DOCUMENT EXTRACT »

[BEGIN]

Dear @kilimandjaro,

Thank you for your question! It is a single random draw. Let’s work through an example though.

Say we have a single sample. In our study, let’s say we have six total organisms/OTUs/ASVs/etc. One way we could represent this single sample would be as a vector, where the positions in the vector correspond to an organism, and the values correspond to the number of sequences in that sample that correspond to a given organism. We’ll call this a “count vector.” For example, our sample could be `[0, 0, 3, 0, 2, 1]`

which could be interpreted as having zero sequences for the first two organisms, three sequences for the third, zero for the fourth, two for the fifth and one for the sixth.

What we’re doing in the subsample is to first “expand” the count vector so every single sequence is represented, subsample the sequences, and “compress” it back to a count vector. We can represent the sequences by their index position, which is great because this allows us to work with just numbers which computers are great with.

If we expand the above vector, we would get `[2, 2, 2, 4, 4, 5]`

. What we’ve done is repeated each index position by the number of counts (n.b. we’re using 0-based indexing where the first element in the count vector is the zeroth index). One property here is that the length of this expanded vector is equal to the sum of the count vector.

We then randomly permute this expanded vector. One possible permutation we could get is `[4, 2, 2, 4, 5, 2]`

. The subsample itself is to simply take the first `n`

values of a permuted vector. In other words, if we subsampled this permuted vector to get four counts, we would get `[4, 2, 2, 4]`

.

The last trick is to transform the subsampled expanded vector back into a count vector. In the above example, our subsampled count vector would be `[0, 0, 2, 0, 2, 0]`

. If we compare this back to our input count vector, we can see that two of the three sequences associated with the third organism are retained, all of the sequences from the fifth are retained, and zero of the sequences from the sixth are retained.

The code used in the `biom.Table`

object is optimized, so it is a bit cryptic, but you can find that code here. It’s cryptic in part because we’re using a sparse vector and the code is expressed in Cython.

Best,

Daniel

[END]

SHORT PROBLEM 1 » Pick out every line in the records that contains the string "axis" and copy each of those lines.

INPUT »
[BEGIN]

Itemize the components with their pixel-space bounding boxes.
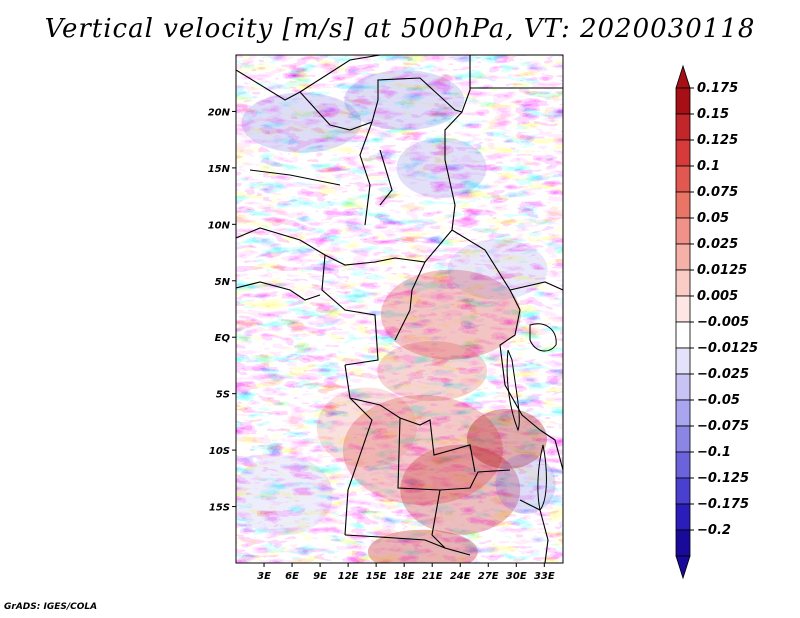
x-tick-label: 27E xyxy=(478,571,499,582)
colorbar-swatch xyxy=(675,321,691,349)
colorbar-label: 0.005 xyxy=(697,289,738,304)
colorbar-swatch xyxy=(675,165,691,193)
x-tick-label: 3E xyxy=(257,571,271,582)
colorbar-label: 0.175 xyxy=(697,81,738,96)
anomaly-patch xyxy=(236,455,333,536)
colorbar-swatch xyxy=(675,373,691,401)
x-tick-label: 9E xyxy=(313,571,327,582)
border-line xyxy=(321,254,379,366)
colorbar-swatch xyxy=(675,451,691,479)
country-borders xyxy=(236,55,563,563)
colorbar-label: 0.025 xyxy=(697,237,738,252)
colorbar-label: 0.1 xyxy=(697,159,720,174)
border-line xyxy=(344,534,446,549)
colorbar-label: −0.005 xyxy=(697,315,749,330)
colorbar-swatch xyxy=(675,87,691,115)
colorbar-swatch xyxy=(675,399,691,427)
plot-frame xyxy=(235,54,564,564)
y-tick-label: 5N xyxy=(215,277,231,288)
colorbar-label: 0.125 xyxy=(697,133,738,148)
colorbar-swatch xyxy=(675,503,691,531)
border-line xyxy=(431,489,471,556)
border-line xyxy=(299,55,471,131)
x-tick-label: 21E xyxy=(422,571,443,582)
colorbar-swatch xyxy=(675,191,691,219)
colorbar-label: −0.2 xyxy=(697,523,731,538)
y-tick-label: 10N xyxy=(208,220,231,231)
border-line xyxy=(236,227,326,256)
lake-malawi xyxy=(537,444,547,512)
colorbar-arrow-top xyxy=(675,64,691,89)
anomaly-patch xyxy=(367,529,478,563)
x-tick-label: 15E xyxy=(366,571,387,582)
lake-victoria xyxy=(529,323,557,352)
border-line xyxy=(236,281,321,301)
x-tick-label: 33E xyxy=(534,571,555,582)
y-tick-label: 15S xyxy=(209,503,230,514)
anomaly-patch xyxy=(342,395,503,506)
colorbar-label: −0.05 xyxy=(697,393,740,408)
colorbar-label: −0.075 xyxy=(697,419,749,434)
border-line xyxy=(359,121,373,226)
colorbar-swatch xyxy=(675,217,691,245)
colorbar-swatch xyxy=(675,295,691,323)
anomaly-patch xyxy=(380,269,521,360)
border-line xyxy=(444,111,463,231)
anomaly-patch xyxy=(377,341,488,402)
colorbar-label: 0.0125 xyxy=(697,263,747,278)
y-tick-label: 20N xyxy=(208,107,231,118)
y-tick-label: EQ xyxy=(215,333,231,344)
border-line xyxy=(519,499,549,563)
border-line xyxy=(324,229,563,291)
x-tick-label: 30E xyxy=(506,571,527,582)
border-line xyxy=(344,364,476,473)
chart-title: Vertical velocity [m/s] at 500hPa, VT: 2… xyxy=(44,14,756,44)
colorbar-label: 0.075 xyxy=(697,185,738,200)
colorbar-arrow-bottom xyxy=(675,555,691,580)
footer-credit: GrADS: IGES/COLA xyxy=(4,602,98,612)
y-tick-label: 5S xyxy=(216,390,230,401)
x-tick-label: 24E xyxy=(450,571,471,582)
anomaly-patch xyxy=(396,137,487,198)
colorbar-label: −0.1 xyxy=(697,445,731,460)
x-tick-label: 6E xyxy=(285,571,299,582)
border-line xyxy=(344,397,373,536)
border-line xyxy=(397,417,511,491)
colorbar-swatch xyxy=(675,477,691,505)
colorbar-label: −0.125 xyxy=(697,471,749,486)
colorbar-label: 0.15 xyxy=(697,107,729,122)
colorbar-swatch xyxy=(675,529,691,557)
y-tick-label: 10S xyxy=(209,446,230,457)
anomaly-patch xyxy=(400,444,521,535)
colorbar: 0.175 0.15 0.125 0.1 0.075 0.05 0.025 0.0125 0.0… xyxy=(675,64,758,580)
anomaly-patch xyxy=(466,408,547,469)
border-line xyxy=(499,289,541,431)
colorbar-label: −0.175 xyxy=(697,497,749,512)
colorbar-swatch xyxy=(675,113,691,141)
plot-area xyxy=(236,55,563,563)
heatmap-field xyxy=(236,55,563,563)
y-tick-label: 15N xyxy=(208,164,231,175)
x-tick-label: 12E xyxy=(338,571,359,582)
y-axis: 20N 15N 10N 5N EQ 5S 10S 15S xyxy=(208,107,236,514)
colorbar-label: −0.025 xyxy=(697,367,749,382)
border-line xyxy=(394,261,426,341)
colorbar-swatch xyxy=(675,425,691,453)
border-line xyxy=(539,429,563,471)
colorbar-swatch xyxy=(675,243,691,271)
border-line xyxy=(249,169,341,186)
anomaly-patch xyxy=(241,92,362,153)
colorbar-swatch xyxy=(675,139,691,167)
colorbar-swatch xyxy=(675,269,691,297)
anomaly-patch xyxy=(316,387,417,468)
x-tick-label: 18E xyxy=(394,571,415,582)
colorbar-label: −0.0125 xyxy=(697,341,758,356)
colorbar-label: 0.05 xyxy=(697,211,729,226)
lake-tanganyika xyxy=(506,349,520,432)
border-line xyxy=(379,149,393,206)
anomaly-patch xyxy=(495,453,556,514)
x-axis: 3E 6E 9E 12E 15E 18E 21E 24E 27E 30E 33E xyxy=(257,563,555,582)
colorbar-swatch xyxy=(675,347,691,375)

[END]

SHORT PROBLEM 2 » In the forum reply on subsampling count vectors, write out the passage from "object is optimized, so" up to and including "expressed in Cython.".

REPLY 1 »
y-axis: 20N 15N 10N 5N EQ 5S 10S 15S xyxy=(208,107,236,514)
x-axis: 3E 6E 9E 12E 15E 18E 21E 24E 27E 30E 33E xyxy=(257,563,555,582)

REPLY 2 »
object is optimized, so it is a bit cryptic, but you can find that code here. It’s cryptic in part because we’re using a sparse vector and the code is expressed in Cython.